*Exercise objective*: Read the entries below and pull out each line with the string "background".
╭─ Input
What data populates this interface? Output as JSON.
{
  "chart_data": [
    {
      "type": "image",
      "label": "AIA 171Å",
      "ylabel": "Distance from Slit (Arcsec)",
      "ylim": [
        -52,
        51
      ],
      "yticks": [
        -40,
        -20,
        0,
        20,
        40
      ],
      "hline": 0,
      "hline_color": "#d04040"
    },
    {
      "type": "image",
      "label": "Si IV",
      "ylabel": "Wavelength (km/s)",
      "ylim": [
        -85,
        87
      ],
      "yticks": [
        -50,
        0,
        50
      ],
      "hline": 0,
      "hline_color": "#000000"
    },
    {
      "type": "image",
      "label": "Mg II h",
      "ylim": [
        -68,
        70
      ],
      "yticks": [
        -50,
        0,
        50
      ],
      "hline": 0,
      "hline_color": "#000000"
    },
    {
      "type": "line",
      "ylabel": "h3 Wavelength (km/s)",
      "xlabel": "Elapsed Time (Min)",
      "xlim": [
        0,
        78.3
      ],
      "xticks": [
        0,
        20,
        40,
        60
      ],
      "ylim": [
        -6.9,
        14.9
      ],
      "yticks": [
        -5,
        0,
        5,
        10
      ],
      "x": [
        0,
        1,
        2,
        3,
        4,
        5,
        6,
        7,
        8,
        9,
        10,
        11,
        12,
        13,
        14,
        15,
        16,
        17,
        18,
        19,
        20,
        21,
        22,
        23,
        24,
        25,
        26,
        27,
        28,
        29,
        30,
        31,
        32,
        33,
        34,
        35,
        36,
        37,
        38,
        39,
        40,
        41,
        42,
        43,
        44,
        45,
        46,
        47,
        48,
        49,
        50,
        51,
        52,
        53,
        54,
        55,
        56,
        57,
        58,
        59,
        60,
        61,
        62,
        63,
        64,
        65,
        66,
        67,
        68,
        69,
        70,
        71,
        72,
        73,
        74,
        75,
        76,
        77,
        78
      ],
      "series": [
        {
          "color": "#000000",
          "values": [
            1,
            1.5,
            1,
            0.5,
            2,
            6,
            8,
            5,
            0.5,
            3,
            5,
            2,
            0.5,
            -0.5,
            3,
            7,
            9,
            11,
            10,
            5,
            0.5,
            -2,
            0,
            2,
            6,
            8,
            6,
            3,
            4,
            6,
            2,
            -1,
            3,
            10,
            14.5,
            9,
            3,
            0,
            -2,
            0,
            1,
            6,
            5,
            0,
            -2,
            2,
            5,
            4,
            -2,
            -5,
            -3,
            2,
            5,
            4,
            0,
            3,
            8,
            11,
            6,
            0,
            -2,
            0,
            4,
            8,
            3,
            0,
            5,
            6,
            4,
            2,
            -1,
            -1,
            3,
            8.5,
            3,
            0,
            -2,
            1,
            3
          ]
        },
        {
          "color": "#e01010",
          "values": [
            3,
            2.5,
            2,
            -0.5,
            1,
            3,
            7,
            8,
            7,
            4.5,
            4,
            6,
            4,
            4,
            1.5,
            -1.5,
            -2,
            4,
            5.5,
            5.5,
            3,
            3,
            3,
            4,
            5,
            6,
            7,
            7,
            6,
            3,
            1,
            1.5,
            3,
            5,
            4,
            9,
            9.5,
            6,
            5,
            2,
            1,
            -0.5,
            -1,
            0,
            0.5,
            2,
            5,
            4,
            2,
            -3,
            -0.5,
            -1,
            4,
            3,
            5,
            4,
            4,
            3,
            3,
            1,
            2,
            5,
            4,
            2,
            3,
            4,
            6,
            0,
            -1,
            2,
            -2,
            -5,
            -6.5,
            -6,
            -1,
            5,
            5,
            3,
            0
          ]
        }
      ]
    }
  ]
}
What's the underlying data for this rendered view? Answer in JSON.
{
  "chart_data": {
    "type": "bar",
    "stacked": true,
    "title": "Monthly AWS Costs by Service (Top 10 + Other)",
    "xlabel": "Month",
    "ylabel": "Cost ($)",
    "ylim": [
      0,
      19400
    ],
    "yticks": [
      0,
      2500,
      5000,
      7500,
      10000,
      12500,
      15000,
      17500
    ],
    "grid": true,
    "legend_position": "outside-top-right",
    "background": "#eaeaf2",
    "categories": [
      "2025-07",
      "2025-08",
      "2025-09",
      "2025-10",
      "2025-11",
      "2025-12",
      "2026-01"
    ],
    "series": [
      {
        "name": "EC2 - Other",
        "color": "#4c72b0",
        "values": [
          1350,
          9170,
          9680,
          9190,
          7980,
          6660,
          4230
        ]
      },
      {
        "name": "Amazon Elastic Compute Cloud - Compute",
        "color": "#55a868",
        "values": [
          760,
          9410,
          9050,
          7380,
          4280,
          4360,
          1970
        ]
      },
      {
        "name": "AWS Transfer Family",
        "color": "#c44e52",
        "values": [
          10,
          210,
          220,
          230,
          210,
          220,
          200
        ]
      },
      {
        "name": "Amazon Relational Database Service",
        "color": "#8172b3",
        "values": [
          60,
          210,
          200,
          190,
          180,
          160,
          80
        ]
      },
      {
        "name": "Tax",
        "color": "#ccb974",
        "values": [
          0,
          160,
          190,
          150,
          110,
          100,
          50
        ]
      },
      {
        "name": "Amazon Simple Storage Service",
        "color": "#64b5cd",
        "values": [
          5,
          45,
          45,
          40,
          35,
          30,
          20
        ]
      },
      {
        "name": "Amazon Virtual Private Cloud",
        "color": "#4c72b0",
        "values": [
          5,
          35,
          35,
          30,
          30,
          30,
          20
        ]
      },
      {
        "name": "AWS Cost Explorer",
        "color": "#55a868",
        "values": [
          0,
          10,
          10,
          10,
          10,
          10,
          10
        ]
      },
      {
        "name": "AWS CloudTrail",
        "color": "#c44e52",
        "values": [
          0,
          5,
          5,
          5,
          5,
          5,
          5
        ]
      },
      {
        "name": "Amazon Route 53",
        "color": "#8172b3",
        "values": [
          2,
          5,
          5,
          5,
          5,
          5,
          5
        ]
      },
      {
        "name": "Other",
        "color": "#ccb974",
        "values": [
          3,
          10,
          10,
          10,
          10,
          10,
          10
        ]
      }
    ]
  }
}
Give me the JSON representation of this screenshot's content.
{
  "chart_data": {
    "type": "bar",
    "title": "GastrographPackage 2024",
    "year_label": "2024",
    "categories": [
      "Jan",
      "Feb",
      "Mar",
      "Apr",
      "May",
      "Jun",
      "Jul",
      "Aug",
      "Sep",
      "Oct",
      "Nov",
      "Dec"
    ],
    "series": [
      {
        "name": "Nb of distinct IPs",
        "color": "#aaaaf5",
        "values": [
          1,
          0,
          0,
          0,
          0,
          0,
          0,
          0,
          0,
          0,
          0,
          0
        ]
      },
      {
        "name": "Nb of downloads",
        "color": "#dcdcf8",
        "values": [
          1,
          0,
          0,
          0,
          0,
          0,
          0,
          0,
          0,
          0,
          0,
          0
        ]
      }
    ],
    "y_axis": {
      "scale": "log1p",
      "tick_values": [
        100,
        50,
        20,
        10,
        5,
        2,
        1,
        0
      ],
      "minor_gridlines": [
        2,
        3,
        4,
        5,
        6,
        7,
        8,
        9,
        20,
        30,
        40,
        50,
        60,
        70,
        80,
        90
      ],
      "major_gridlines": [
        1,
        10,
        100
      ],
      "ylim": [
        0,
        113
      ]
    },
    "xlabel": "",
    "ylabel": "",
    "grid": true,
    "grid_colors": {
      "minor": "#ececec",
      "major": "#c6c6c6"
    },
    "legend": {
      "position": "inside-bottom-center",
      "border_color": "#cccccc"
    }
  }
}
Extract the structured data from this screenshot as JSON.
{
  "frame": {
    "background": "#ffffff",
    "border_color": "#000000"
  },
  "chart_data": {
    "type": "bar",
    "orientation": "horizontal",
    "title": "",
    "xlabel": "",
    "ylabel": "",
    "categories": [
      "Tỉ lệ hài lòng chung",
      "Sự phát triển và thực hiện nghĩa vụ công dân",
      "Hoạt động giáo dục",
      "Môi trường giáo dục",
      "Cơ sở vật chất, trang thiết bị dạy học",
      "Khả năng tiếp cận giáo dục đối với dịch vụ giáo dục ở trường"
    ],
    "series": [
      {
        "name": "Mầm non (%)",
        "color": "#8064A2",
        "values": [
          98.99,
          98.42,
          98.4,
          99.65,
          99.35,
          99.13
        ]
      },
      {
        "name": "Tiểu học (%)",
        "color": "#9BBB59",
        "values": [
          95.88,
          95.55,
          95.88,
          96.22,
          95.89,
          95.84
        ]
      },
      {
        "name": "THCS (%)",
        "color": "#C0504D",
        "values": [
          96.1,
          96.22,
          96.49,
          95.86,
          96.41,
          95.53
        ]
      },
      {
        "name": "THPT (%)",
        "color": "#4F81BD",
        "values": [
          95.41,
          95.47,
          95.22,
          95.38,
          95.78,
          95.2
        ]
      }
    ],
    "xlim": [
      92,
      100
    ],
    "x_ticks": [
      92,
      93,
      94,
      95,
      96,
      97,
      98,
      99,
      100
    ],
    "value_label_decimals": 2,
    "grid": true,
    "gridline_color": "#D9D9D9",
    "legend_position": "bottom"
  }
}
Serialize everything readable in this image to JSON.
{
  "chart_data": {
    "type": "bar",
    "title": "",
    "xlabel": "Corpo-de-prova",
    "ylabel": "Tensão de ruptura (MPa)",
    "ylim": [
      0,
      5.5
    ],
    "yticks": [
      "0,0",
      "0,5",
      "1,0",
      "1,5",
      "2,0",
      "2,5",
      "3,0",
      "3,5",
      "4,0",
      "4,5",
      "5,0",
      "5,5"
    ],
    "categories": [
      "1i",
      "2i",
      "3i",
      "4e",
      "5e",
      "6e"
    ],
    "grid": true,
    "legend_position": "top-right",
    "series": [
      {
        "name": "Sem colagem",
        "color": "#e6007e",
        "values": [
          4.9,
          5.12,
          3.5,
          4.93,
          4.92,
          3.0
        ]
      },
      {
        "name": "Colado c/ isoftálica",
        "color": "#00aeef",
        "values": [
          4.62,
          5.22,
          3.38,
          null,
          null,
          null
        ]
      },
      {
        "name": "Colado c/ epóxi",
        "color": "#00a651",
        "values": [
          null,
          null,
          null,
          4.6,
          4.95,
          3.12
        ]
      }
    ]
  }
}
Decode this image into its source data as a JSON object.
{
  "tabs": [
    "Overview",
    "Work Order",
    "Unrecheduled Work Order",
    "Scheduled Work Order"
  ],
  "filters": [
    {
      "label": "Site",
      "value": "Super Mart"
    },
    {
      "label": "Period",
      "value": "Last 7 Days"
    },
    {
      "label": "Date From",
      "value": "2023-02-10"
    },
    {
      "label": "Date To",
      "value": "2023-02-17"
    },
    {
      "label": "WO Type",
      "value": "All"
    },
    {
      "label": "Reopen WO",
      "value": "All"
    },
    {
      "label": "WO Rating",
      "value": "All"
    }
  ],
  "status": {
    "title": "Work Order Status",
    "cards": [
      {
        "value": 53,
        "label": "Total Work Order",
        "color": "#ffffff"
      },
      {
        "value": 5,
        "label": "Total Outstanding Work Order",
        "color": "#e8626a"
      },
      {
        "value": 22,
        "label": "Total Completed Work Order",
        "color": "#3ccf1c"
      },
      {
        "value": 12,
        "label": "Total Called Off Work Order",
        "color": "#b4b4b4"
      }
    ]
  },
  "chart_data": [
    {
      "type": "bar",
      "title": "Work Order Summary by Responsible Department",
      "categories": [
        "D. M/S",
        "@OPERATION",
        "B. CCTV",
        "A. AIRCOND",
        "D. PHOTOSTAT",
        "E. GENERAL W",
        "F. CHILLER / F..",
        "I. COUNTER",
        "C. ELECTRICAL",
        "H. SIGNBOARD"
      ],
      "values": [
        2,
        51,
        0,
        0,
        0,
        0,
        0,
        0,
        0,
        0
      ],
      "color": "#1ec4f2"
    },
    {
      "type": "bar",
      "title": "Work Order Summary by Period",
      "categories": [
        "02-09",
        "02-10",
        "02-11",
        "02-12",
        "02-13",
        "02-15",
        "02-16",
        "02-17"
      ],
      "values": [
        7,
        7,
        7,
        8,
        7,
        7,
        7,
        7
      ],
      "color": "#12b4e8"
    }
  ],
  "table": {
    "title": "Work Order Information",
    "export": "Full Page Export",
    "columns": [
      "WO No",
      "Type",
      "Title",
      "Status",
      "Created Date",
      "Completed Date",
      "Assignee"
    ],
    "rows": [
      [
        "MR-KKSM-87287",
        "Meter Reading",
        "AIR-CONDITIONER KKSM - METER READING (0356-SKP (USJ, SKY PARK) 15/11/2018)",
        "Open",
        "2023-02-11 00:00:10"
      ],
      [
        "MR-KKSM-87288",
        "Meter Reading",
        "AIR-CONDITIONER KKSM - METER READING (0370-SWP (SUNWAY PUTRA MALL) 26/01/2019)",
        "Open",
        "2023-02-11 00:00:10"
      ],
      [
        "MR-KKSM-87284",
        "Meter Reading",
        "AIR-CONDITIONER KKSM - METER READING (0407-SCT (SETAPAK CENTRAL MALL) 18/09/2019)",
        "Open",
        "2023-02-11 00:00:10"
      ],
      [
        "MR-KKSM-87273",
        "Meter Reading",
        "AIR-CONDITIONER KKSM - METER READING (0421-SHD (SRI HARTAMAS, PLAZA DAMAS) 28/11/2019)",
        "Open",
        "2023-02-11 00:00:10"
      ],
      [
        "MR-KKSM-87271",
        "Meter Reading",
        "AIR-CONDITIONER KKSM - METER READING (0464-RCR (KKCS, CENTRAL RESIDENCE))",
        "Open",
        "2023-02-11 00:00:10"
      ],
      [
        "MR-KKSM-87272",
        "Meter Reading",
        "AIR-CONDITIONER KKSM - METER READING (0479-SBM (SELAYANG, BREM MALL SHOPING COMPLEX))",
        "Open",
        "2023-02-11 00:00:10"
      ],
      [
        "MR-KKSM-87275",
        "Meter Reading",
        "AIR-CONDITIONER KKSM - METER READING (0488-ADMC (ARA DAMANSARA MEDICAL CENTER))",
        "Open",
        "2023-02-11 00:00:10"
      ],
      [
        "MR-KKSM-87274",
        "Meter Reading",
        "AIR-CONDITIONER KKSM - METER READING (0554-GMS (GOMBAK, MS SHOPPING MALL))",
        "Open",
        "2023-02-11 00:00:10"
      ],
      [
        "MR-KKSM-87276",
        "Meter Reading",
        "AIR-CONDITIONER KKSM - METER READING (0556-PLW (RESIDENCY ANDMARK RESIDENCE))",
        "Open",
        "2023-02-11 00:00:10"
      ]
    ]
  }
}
╰─
*Response to the task*:
    "background": "#eaeaf2",
    "background": "#ffffff",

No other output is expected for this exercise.